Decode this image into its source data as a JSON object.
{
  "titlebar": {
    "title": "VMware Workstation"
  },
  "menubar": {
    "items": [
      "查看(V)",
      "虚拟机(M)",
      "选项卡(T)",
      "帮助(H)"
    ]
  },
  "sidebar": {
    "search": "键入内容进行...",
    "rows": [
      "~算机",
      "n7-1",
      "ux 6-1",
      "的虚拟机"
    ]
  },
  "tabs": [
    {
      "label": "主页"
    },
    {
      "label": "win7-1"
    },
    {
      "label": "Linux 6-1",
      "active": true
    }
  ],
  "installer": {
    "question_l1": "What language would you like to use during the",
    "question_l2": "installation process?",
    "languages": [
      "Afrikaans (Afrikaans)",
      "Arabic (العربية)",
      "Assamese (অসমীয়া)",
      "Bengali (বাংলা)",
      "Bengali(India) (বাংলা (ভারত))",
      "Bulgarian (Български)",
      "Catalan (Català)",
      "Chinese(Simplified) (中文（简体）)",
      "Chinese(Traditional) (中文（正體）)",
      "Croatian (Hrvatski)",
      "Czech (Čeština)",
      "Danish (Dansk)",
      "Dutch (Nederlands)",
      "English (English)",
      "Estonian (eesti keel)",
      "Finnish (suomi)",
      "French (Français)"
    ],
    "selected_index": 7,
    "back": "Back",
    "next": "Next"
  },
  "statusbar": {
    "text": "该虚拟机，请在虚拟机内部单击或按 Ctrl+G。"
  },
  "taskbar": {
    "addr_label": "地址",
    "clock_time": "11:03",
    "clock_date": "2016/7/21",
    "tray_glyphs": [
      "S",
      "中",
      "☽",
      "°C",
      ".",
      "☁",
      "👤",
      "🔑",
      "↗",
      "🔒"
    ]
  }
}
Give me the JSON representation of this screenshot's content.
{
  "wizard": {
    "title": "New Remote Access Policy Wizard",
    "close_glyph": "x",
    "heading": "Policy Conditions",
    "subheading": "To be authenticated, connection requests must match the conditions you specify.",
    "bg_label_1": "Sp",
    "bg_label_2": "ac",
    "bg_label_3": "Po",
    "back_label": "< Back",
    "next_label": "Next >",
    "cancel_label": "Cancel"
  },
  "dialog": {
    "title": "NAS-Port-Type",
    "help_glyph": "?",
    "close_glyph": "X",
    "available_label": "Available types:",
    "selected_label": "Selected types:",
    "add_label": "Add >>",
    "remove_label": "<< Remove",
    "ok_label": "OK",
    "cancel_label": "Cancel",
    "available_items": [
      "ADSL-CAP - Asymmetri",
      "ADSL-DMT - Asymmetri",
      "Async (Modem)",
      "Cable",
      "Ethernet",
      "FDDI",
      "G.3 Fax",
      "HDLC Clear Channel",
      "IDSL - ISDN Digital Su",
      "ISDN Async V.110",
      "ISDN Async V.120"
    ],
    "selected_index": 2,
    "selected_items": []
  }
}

....

Return each full line of the entries that contains the word "Chinese".

* [Correct answer]
      "Chinese(Simplified) (中文（简体）)",
      "Chinese(Traditional) (中文（正體）)",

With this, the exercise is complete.